## WHAT IS REQUIRED
Return the count of lines that hold the string "years", with no other words.

━━━━━ EXTRACTED INFORMATION

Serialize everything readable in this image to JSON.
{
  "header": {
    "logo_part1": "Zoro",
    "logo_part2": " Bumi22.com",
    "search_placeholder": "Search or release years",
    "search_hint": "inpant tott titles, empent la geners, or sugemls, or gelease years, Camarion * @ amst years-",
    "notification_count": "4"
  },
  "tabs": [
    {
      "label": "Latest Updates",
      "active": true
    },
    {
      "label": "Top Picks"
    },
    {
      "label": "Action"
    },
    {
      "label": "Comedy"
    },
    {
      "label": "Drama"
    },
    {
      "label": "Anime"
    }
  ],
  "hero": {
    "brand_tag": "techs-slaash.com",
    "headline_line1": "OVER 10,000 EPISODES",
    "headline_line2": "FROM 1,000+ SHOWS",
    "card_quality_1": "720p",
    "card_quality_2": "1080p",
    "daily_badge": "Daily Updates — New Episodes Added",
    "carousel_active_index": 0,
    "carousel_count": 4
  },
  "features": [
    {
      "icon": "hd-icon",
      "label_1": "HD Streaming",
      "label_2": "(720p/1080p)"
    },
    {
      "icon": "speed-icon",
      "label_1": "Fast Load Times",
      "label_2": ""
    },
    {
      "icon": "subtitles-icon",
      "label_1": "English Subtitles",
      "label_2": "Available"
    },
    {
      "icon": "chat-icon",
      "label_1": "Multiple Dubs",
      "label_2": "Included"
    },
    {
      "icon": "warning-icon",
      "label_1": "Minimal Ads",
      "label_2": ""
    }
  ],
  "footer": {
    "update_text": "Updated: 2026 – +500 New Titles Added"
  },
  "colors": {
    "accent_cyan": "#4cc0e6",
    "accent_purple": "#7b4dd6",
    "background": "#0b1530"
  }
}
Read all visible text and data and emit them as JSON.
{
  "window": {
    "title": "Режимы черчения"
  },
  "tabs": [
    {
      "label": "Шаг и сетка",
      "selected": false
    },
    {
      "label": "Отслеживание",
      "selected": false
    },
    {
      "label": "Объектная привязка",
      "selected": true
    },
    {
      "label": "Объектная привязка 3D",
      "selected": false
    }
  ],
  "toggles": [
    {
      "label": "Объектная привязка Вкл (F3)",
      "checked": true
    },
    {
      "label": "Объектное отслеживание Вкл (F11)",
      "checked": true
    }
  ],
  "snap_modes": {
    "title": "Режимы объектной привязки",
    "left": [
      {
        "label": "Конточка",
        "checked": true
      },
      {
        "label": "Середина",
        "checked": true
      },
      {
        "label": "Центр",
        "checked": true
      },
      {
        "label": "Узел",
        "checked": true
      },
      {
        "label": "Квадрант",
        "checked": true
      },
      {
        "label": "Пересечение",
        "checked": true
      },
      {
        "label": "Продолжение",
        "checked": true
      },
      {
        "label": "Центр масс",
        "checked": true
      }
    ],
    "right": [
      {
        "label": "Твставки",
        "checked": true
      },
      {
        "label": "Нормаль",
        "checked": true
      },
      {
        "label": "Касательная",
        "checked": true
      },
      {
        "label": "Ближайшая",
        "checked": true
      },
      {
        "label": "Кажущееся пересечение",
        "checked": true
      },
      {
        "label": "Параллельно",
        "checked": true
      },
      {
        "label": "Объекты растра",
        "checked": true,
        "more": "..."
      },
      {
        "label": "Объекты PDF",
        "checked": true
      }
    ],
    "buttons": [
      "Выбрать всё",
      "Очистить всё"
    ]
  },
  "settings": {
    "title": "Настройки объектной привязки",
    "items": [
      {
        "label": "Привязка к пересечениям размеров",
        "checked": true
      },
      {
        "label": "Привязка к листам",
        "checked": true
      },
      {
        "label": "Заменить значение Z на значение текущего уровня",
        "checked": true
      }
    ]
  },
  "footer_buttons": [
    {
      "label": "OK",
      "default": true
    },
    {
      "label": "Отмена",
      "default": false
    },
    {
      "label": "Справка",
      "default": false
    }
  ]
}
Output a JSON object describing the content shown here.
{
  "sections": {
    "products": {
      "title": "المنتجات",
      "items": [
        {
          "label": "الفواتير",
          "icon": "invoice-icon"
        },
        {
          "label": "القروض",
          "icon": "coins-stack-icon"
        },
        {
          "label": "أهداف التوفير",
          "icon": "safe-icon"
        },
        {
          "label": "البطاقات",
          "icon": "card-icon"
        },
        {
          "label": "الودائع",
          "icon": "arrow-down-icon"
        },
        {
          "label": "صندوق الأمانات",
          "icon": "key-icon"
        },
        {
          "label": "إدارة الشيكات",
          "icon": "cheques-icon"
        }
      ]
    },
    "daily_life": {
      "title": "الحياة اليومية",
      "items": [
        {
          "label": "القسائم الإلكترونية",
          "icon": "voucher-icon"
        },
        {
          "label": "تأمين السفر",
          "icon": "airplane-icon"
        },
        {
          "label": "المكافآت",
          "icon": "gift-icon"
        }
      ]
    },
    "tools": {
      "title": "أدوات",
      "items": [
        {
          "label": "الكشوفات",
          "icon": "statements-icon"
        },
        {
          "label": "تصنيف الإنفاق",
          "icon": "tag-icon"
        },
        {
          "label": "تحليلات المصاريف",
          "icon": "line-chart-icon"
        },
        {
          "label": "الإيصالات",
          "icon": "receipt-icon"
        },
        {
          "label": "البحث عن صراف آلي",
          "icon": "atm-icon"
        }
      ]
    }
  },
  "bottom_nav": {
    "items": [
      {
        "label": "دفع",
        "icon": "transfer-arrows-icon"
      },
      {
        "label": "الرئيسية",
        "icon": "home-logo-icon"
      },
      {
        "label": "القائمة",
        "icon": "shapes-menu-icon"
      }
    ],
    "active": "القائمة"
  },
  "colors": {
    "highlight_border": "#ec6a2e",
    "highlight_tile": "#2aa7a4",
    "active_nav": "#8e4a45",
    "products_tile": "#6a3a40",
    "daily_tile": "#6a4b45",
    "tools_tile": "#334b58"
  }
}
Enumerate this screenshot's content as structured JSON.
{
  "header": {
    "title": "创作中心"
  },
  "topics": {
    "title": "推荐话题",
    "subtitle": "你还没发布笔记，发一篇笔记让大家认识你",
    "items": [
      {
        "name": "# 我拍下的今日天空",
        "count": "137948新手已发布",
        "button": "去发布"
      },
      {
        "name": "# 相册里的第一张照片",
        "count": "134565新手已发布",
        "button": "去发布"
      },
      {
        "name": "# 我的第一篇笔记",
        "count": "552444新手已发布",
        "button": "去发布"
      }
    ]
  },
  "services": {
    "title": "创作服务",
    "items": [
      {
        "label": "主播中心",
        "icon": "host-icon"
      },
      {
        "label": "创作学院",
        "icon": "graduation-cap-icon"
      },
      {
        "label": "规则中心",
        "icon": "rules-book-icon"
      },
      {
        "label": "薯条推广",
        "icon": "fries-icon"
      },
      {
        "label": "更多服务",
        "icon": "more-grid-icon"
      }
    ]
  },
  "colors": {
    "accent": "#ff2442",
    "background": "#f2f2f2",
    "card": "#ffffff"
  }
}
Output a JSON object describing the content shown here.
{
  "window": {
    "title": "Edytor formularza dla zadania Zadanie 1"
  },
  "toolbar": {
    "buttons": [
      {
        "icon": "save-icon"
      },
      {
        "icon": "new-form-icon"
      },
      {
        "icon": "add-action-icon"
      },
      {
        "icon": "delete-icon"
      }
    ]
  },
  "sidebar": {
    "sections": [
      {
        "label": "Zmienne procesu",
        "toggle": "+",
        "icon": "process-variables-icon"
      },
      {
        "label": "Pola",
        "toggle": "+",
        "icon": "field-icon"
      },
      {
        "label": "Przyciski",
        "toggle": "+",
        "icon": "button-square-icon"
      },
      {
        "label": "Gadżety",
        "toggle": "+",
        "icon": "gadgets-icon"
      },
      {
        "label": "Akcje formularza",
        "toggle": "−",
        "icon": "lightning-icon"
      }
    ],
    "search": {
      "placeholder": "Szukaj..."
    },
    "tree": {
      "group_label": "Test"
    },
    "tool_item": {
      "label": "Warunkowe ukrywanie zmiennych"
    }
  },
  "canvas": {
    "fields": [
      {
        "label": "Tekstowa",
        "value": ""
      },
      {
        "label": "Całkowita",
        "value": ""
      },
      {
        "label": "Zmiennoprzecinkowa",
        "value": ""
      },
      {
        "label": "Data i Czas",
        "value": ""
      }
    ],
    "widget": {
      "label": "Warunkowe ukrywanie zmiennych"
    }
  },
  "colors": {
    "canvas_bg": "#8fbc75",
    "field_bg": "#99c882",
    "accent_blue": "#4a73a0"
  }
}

━━━━━━━━━━

## OUTPUT FOR THIS TASK
2